---------- Information given

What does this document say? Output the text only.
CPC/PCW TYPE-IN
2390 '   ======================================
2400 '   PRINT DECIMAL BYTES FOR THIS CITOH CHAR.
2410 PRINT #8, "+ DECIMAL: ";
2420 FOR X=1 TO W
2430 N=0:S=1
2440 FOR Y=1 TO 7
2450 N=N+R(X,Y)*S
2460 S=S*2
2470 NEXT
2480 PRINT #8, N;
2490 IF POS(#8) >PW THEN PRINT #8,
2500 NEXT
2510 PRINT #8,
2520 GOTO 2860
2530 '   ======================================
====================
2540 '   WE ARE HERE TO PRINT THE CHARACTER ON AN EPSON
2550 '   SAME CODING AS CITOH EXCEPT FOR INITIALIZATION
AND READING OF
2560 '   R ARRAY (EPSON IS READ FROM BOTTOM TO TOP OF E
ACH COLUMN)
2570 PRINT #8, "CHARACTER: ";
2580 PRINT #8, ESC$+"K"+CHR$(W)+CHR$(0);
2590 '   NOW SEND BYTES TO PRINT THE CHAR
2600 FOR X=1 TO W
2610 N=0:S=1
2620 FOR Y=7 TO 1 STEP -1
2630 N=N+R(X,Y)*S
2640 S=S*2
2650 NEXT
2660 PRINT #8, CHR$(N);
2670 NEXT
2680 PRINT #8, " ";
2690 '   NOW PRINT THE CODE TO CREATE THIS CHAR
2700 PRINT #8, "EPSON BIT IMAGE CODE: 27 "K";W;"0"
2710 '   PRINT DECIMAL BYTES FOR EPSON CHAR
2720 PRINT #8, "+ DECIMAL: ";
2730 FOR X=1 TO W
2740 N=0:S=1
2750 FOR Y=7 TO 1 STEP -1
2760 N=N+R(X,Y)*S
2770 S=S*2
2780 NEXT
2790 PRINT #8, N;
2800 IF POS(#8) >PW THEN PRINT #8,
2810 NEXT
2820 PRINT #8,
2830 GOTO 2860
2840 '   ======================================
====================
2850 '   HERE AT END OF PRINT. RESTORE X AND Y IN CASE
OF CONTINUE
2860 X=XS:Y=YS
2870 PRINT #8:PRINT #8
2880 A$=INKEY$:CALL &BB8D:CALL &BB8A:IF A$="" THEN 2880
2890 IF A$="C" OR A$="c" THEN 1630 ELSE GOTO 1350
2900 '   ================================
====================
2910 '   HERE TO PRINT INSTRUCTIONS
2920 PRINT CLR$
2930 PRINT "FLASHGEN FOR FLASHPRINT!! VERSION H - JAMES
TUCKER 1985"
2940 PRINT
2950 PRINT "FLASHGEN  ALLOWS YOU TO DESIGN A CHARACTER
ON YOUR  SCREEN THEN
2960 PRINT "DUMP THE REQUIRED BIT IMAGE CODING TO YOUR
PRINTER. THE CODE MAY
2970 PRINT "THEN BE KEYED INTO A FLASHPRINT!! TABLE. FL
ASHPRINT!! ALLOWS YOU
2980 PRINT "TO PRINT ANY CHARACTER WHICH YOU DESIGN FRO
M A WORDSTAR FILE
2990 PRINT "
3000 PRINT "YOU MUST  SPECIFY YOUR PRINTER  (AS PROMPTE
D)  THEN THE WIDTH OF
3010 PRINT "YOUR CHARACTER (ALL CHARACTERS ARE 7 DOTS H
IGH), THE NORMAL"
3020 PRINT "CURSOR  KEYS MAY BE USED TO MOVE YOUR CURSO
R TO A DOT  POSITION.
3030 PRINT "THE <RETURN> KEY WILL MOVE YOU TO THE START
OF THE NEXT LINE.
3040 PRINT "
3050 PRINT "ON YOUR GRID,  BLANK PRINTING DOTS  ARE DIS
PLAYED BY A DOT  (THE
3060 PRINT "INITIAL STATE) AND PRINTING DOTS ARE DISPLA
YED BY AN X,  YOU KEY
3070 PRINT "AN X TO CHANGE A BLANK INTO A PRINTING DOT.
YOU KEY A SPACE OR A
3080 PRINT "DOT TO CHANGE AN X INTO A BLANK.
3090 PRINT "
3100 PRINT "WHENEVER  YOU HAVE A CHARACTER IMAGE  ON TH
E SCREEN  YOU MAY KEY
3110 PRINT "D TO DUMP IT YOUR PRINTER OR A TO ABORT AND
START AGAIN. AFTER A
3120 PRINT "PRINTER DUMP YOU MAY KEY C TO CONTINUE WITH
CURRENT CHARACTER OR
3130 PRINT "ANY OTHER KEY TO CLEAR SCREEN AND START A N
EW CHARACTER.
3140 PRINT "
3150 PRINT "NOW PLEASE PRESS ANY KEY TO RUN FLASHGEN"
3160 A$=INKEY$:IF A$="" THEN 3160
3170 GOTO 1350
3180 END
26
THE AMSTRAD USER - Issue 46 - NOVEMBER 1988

--------------------

> [Brief]: In the entries above, locate every line with the word "DECIMAL" and copy it.

> [Task response]:
2400 '   PRINT DECIMAL BYTES FOR THIS CITOH CHAR.
2410 PRINT #8, "+ DECIMAL: ";
2710 '   PRINT DECIMAL BYTES FOR EPSON CHAR
2720 PRINT #8, "+ DECIMAL: ";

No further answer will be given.